Dataset excerpts:
'''

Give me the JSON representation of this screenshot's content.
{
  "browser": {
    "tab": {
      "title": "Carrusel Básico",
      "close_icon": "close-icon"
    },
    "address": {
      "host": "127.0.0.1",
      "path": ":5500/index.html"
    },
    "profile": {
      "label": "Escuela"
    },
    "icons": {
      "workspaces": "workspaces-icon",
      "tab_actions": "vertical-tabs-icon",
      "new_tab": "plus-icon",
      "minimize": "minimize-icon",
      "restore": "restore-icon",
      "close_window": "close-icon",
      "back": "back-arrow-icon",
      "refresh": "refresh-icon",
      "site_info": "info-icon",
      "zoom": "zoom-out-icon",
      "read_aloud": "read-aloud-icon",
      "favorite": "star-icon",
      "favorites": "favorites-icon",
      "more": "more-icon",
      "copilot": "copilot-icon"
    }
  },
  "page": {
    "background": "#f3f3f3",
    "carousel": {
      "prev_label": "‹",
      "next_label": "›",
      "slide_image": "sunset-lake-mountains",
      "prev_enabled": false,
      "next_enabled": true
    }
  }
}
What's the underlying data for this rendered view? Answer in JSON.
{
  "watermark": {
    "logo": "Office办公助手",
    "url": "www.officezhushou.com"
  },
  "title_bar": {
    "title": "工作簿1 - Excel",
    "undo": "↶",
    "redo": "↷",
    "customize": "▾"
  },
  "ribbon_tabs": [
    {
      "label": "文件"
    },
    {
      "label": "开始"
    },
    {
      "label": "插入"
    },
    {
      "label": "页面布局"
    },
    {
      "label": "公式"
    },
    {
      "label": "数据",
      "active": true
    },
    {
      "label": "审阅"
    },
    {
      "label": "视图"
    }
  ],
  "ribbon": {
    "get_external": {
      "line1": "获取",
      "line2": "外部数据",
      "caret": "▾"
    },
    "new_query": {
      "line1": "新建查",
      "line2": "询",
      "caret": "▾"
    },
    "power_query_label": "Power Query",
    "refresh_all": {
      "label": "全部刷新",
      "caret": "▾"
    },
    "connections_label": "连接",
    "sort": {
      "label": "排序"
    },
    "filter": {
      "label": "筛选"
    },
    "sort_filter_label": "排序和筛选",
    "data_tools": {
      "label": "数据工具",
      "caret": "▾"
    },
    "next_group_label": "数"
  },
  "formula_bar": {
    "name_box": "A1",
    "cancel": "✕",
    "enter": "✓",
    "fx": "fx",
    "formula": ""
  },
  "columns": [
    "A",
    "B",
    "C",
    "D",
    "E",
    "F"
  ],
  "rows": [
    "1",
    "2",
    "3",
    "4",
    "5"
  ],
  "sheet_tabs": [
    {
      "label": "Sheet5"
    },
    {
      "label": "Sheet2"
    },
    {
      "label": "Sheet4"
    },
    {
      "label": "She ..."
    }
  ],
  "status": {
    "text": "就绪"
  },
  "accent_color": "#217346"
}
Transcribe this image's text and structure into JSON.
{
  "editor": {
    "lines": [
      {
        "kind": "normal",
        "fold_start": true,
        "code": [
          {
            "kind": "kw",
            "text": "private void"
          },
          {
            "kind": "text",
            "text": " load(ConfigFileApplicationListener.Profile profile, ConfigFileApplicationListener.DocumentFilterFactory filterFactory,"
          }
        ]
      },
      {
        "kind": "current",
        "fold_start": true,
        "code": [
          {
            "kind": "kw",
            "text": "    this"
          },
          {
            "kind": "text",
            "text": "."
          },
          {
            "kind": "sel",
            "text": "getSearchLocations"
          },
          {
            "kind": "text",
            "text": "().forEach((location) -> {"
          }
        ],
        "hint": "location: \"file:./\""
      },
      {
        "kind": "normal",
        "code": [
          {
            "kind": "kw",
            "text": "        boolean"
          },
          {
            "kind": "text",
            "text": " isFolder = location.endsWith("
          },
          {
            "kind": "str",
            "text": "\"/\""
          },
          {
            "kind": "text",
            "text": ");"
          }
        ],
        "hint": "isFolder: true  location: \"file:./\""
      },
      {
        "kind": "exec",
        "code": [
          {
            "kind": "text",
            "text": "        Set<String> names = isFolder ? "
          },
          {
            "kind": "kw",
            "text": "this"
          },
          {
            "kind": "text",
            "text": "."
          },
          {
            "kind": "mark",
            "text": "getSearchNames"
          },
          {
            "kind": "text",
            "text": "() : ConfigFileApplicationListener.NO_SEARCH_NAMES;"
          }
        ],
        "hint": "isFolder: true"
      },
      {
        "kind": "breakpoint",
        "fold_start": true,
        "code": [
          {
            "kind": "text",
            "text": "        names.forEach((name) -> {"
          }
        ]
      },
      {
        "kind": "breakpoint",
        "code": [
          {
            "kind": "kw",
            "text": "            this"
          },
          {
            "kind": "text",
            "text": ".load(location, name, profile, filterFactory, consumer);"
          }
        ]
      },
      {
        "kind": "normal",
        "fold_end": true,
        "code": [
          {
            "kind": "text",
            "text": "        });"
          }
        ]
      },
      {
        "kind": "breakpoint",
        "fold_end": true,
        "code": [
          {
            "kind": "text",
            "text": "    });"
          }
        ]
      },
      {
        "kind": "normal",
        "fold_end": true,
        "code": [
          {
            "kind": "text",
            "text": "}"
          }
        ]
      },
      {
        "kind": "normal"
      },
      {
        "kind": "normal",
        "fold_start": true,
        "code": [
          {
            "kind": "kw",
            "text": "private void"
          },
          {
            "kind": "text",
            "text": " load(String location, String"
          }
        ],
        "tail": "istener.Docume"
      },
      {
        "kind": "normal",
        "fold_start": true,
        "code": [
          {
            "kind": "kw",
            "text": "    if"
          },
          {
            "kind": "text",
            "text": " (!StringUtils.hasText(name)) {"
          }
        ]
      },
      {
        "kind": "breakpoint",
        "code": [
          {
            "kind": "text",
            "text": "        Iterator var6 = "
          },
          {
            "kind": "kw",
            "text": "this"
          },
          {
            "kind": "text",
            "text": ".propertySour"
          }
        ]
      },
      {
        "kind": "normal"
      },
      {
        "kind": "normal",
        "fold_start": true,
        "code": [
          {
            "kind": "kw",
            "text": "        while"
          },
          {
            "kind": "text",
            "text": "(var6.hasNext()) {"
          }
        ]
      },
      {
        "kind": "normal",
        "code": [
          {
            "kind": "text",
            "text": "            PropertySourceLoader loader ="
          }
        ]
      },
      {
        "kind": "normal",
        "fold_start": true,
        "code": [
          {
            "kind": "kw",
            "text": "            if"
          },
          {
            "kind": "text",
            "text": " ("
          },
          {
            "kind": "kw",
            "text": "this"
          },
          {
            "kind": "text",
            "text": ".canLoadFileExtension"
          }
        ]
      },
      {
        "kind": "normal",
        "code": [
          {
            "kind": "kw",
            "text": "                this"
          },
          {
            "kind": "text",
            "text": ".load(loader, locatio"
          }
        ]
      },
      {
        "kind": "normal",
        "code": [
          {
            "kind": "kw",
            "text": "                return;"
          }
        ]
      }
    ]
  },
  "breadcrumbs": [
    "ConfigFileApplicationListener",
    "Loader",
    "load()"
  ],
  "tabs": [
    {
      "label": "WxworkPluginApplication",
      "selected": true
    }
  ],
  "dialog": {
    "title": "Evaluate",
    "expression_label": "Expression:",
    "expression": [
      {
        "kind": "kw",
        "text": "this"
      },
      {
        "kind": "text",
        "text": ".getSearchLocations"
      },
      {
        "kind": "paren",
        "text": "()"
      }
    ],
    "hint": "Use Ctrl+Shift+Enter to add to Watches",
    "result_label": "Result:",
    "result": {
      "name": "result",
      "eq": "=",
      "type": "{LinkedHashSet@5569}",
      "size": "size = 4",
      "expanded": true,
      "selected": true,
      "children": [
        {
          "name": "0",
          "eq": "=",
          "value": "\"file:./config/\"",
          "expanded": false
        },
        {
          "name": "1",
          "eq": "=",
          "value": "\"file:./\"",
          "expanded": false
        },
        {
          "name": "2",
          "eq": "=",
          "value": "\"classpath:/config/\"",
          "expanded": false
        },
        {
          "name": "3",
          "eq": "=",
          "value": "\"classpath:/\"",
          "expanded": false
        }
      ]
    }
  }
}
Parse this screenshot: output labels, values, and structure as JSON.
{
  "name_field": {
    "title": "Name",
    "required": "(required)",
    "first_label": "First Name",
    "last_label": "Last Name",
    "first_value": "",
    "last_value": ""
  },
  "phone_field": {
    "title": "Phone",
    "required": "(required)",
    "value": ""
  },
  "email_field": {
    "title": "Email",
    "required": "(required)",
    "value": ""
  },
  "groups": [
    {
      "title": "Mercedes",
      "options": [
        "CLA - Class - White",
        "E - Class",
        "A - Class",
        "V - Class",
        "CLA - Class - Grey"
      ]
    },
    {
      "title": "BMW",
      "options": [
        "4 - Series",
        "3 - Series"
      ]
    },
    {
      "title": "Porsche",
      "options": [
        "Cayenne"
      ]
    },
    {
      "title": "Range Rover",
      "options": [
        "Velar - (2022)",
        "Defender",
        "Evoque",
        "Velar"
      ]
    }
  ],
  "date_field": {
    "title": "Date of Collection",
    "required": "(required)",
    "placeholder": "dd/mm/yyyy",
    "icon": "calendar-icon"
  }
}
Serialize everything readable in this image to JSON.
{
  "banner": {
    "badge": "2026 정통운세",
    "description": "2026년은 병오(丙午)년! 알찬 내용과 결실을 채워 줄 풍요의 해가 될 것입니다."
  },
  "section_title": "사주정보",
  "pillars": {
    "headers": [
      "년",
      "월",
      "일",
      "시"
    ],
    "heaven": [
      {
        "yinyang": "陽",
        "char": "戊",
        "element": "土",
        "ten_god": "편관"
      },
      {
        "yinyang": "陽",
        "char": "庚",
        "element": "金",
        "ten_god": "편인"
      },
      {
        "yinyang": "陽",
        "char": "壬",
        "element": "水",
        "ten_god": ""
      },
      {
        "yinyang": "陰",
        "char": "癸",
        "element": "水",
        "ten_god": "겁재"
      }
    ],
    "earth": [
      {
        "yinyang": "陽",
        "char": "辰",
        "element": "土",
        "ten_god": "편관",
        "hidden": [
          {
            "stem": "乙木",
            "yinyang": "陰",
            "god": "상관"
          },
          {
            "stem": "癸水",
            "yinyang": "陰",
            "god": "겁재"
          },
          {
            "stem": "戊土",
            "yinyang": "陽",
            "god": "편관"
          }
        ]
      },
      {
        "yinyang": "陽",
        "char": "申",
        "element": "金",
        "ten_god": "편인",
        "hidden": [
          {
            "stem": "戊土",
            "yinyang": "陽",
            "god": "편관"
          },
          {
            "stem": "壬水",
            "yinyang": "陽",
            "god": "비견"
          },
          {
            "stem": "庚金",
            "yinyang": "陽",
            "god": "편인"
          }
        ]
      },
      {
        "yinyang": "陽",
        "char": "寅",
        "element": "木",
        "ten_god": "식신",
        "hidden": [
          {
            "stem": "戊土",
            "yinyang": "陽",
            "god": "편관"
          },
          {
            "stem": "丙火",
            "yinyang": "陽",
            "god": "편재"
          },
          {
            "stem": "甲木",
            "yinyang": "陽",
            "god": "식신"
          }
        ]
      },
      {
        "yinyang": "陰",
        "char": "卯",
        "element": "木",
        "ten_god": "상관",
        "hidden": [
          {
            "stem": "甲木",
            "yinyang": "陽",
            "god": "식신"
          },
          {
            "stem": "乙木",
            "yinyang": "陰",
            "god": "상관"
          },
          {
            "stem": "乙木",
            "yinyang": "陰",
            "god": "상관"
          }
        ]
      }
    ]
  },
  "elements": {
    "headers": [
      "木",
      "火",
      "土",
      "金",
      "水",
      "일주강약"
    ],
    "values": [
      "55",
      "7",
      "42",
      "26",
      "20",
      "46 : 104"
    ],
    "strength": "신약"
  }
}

'''

Using the entries above, return each line that includes the word "values".

- _Output of the exercise_:
Parse this screenshot: output labels, values, and structure as JSON.
    "values": [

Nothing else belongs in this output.